═════ Task data ═════

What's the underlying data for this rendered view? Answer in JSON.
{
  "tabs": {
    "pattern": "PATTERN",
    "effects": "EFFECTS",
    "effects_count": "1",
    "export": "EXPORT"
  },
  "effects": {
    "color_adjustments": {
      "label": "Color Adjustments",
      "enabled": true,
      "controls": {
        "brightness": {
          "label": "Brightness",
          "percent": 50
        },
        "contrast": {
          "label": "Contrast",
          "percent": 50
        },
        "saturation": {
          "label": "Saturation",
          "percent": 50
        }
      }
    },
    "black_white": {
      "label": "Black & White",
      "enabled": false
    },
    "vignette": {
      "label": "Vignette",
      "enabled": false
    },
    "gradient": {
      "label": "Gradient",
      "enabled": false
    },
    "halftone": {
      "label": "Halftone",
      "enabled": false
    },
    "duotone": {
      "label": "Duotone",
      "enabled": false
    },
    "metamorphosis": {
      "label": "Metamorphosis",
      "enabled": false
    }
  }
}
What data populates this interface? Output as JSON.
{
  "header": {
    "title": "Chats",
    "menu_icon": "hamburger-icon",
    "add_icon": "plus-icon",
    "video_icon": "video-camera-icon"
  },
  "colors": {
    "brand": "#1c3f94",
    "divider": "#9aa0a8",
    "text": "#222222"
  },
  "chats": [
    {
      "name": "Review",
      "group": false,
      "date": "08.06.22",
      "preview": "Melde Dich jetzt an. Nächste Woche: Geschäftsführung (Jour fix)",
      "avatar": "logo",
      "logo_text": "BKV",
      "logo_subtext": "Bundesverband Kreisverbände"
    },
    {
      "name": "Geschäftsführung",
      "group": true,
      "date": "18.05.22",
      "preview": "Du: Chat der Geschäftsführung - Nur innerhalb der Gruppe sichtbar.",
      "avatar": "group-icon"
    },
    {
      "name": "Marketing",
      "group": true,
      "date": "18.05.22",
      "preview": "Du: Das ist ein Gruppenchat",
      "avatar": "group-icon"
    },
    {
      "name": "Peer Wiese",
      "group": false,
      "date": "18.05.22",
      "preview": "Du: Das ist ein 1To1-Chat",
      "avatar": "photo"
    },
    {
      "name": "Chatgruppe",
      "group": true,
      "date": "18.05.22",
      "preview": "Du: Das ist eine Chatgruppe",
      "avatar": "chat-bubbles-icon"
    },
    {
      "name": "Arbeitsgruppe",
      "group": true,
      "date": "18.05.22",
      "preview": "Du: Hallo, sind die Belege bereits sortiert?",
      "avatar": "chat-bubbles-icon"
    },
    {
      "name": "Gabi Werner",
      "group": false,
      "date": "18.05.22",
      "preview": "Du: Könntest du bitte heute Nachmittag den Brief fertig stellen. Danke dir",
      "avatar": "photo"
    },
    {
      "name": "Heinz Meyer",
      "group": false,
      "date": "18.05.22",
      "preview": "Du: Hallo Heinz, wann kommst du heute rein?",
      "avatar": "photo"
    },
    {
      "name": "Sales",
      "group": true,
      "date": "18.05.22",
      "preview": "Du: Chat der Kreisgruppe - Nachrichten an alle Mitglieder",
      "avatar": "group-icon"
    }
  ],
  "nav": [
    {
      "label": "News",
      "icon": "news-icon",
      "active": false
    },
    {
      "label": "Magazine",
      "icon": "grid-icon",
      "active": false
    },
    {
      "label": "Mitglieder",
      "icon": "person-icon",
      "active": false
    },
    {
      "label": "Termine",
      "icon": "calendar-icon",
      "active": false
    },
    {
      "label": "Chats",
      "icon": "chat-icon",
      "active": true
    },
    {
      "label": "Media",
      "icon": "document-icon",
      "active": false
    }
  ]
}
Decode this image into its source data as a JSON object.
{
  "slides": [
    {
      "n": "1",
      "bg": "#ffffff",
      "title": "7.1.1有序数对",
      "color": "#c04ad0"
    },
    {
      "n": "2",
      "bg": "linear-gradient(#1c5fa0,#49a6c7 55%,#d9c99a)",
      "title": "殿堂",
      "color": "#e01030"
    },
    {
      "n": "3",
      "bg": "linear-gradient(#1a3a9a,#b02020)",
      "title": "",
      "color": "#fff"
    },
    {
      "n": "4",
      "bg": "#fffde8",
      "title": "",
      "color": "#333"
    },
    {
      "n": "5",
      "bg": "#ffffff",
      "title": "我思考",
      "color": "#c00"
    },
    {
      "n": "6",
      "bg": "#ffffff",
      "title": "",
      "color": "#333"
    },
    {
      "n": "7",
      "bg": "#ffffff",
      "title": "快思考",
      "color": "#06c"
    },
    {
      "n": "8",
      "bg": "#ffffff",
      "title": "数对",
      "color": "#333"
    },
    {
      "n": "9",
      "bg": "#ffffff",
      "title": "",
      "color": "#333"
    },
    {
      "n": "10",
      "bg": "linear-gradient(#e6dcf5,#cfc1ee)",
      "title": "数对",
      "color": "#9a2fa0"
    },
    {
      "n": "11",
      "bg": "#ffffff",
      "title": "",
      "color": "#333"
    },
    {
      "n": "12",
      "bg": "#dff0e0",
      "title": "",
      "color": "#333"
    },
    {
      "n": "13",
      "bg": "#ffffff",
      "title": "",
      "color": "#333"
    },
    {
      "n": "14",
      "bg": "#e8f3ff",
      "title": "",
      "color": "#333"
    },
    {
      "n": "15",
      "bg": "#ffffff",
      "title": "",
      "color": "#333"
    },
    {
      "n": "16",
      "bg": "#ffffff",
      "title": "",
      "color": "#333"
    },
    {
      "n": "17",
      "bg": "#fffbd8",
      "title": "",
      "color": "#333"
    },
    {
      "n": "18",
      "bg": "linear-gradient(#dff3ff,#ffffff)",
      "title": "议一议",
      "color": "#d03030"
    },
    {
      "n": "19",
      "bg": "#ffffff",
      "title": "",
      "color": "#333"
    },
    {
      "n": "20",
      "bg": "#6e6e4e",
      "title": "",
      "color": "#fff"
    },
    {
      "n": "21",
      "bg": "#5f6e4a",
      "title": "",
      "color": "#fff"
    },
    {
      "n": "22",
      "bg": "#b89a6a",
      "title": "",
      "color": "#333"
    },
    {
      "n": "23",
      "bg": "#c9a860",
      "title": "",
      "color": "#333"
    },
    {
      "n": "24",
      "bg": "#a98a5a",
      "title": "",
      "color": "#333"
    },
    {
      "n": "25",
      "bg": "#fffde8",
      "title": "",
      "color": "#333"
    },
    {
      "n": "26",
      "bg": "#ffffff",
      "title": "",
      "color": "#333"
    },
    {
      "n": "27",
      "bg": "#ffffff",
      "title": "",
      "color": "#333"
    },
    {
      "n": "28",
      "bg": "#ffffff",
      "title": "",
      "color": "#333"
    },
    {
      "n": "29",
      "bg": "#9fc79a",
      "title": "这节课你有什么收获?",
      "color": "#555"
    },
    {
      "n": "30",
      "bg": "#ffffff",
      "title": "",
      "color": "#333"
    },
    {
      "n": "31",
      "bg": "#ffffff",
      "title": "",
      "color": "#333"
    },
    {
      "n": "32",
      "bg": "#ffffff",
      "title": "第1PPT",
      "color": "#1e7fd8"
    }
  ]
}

═════

Return every entry verbatim.

* Exercise output
What's the underlying data for this rendered view? Answer in JSON.
{
  "tabs": {
    "pattern": "PATTERN",
    "effects": "EFFECTS",
    "effects_count": "1",
    "export": "EXPORT"
  },
  "effects": {
    "color_adjustments": {
      "label": "Color Adjustments",
      "enabled": true,
      "controls": {
        "brightness": {
          "label": "Brightness",
          "percent": 50
        },
        "contrast": {
          "label": "Contrast",
          "percent": 50
        },
        "saturation": {
          "label": "Saturation",
          "percent": 50
        }
      }
    },
    "black_white": {
      "label": "Black & White",
      "enabled": false
    },
    "vignette": {
      "label": "Vignette",
      "enabled": false
    },
    "gradient": {
      "label": "Gradient",
      "enabled": false
    },
    "halftone": {
      "label": "Halftone",
      "enabled": false
    },
    "duotone": {
      "label": "Duotone",
      "enabled": false
    },
    "metamorphosis": {
      "label": "Metamorphosis",
      "enabled": false
    }
  }
}
What data populates this interface? Output as JSON.
{
  "header": {
    "title": "Chats",
    "menu_icon": "hamburger-icon",
    "add_icon": "plus-icon",
    "video_icon": "video-camera-icon"
  },
  "colors": {
    "brand": "#1c3f94",
    "divider": "#9aa0a8",
    "text": "#222222"
  },
  "chats": [
    {
      "name": "Review",
      "group": false,
      "date": "08.06.22",
      "preview": "Melde Dich jetzt an. Nächste Woche: Geschäftsführung (Jour fix)",
      "avatar": "logo",
      "logo_text": "BKV",
      "logo_subtext": "Bundesverband Kreisverbände"
    },
    {
      "name": "Geschäftsführung",
      "group": true,
      "date": "18.05.22",
      "preview": "Du: Chat der Geschäftsführung - Nur innerhalb der Gruppe sichtbar.",
      "avatar": "group-icon"
    },
    {
      "name": "Marketing",
      "group": true,
      "date": "18.05.22",
      "preview": "Du: Das ist ein Gruppenchat",
      "avatar": "group-icon"
    },
    {
      "name": "Peer Wiese",
      "group": false,
      "date": "18.05.22",
      "preview": "Du: Das ist ein 1To1-Chat",
      "avatar": "photo"
    },
    {
      "name": "Chatgruppe",
      "group": true,
      "date": "18.05.22",
      "preview": "Du: Das ist eine Chatgruppe",
      "avatar": "chat-bubbles-icon"
    },
    {
      "name": "Arbeitsgruppe",
      "group": true,
      "date": "18.05.22",
      "preview": "Du: Hallo, sind die Belege bereits sortiert?",
      "avatar": "chat-bubbles-icon"
    },
    {
      "name": "Gabi Werner",
      "group": false,
      "date": "18.05.22",
      "preview": "Du: Könntest du bitte heute Nachmittag den Brief fertig stellen. Danke dir",
      "avatar": "photo"
    },
    {
      "name": "Heinz Meyer",
      "group": false,
      "date": "18.05.22",
      "preview": "Du: Hallo Heinz, wann kommst du heute rein?",
      "avatar": "photo"
    },
    {
      "name": "Sales",
      "group": true,
      "date": "18.05.22",
      "preview": "Du: Chat der Kreisgruppe - Nachrichten an alle Mitglieder",
      "avatar": "group-icon"
    }
  ],
  "nav": [
    {
      "label": "News",
      "icon": "news-icon",
      "active": false
    },
    {
      "label": "Magazine",
      "icon": "grid-icon",
      "active": false
    },
    {
      "label": "Mitglieder",
      "icon": "person-icon",
      "active": false
    },
    {
      "label": "Termine",
      "icon": "calendar-icon",
      "active": false
    },
    {
      "label": "Chats",
      "icon": "chat-icon",
      "active": true
    },
    {
      "label": "Media",
      "icon": "document-icon",
      "active": false
    }
  ]
}
Decode this image into its source data as a JSON object.
{
  "slides": [
    {
      "n": "1",
      "bg": "#ffffff",
      "title": "7.1.1有序数对",
      "color": "#c04ad0"
    },
    {
      "n": "2",
      "bg": "linear-gradient(#1c5fa0,#49a6c7 55%,#d9c99a)",
      "title": "殿堂",
      "color": "#e01030"
    },
    {
      "n": "3",
      "bg": "linear-gradient(#1a3a9a,#b02020)",
      "title": "",
      "color": "#fff"
    },
    {
      "n": "4",
      "bg": "#fffde8",
      "title": "",
      "color": "#333"
    },
    {
      "n": "5",
      "bg": "#ffffff",
      "title": "我思考",
      "color": "#c00"
    },
    {
      "n": "6",
      "bg": "#ffffff",
      "title": "",
      "color": "#333"
    },
    {
      "n": "7",
      "bg": "#ffffff",
      "title": "快思考",
      "color": "#06c"
    },
    {
      "n": "8",
      "bg": "#ffffff",
      "title": "数对",
      "color": "#333"
    },
    {
      "n": "9",
      "bg": "#ffffff",
      "title": "",
      "color": "#333"
    },
    {
      "n": "10",
      "bg": "linear-gradient(#e6dcf5,#cfc1ee)",
      "title": "数对",
      "color": "#9a2fa0"
    },
    {
      "n": "11",
      "bg": "#ffffff",
      "title": "",
      "color": "#333"
    },
    {
      "n": "12",
      "bg": "#dff0e0",
      "title": "",
      "color": "#333"
    },
    {
      "n": "13",
      "bg": "#ffffff",
      "title": "",
      "color": "#333"
    },
    {
      "n": "14",
      "bg": "#e8f3ff",
      "title": "",
      "color": "#333"
    },
    {
      "n": "15",
      "bg": "#ffffff",
      "title": "",
      "color": "#333"
    },
    {
      "n": "16",
      "bg": "#ffffff",
      "title": "",
      "color": "#333"
    },
    {
      "n": "17",
      "bg": "#fffbd8",
      "title": "",
      "color": "#333"
    },
    {
      "n": "18",
      "bg": "linear-gradient(#dff3ff,#ffffff)",
      "title": "议一议",
      "color": "#d03030"
    },
    {
      "n": "19",
      "bg": "#ffffff",
      "title": "",
      "color": "#333"
    },
    {
      "n": "20",
      "bg": "#6e6e4e",
      "title": "",
      "color": "#fff"
    },
    {
      "n": "21",
      "bg": "#5f6e4a",
      "title": "",
      "color": "#fff"
    },
    {
      "n": "22",
      "bg": "#b89a6a",
      "title": "",
      "color": "#333"
    },
    {
      "n": "23",
      "bg": "#c9a860",
      "title": "",
      "color": "#333"
    },
    {
      "n": "24",
      "bg": "#a98a5a",
      "title": "",
      "color": "#333"
    },
    {
      "n": "25",
      "bg": "#fffde8",
      "title": "",
      "color": "#333"
    },
    {
      "n": "26",
      "bg": "#ffffff",
      "title": "",
      "color": "#333"
    },
    {
      "n": "27",
      "bg": "#ffffff",
      "title": "",
      "color": "#333"
    },
    {
      "n": "28",
      "bg": "#ffffff",
      "title": "",
      "color": "#333"
    },
    {
      "n": "29",
      "bg": "#9fc79a",
      "title": "这节课你有什么收获?",
      "color": "#555"
    },
    {
      "n": "30",
      "bg": "#ffffff",
      "title": "",
      "color": "#333"
    },
    {
      "n": "31",
      "bg": "#ffffff",
      "title": "",
      "color": "#333"
    },
    {
      "n": "32",
      "bg": "#ffffff",
      "title": "第1PPT",
      "color": "#1e7fd8"
    }
  ]
}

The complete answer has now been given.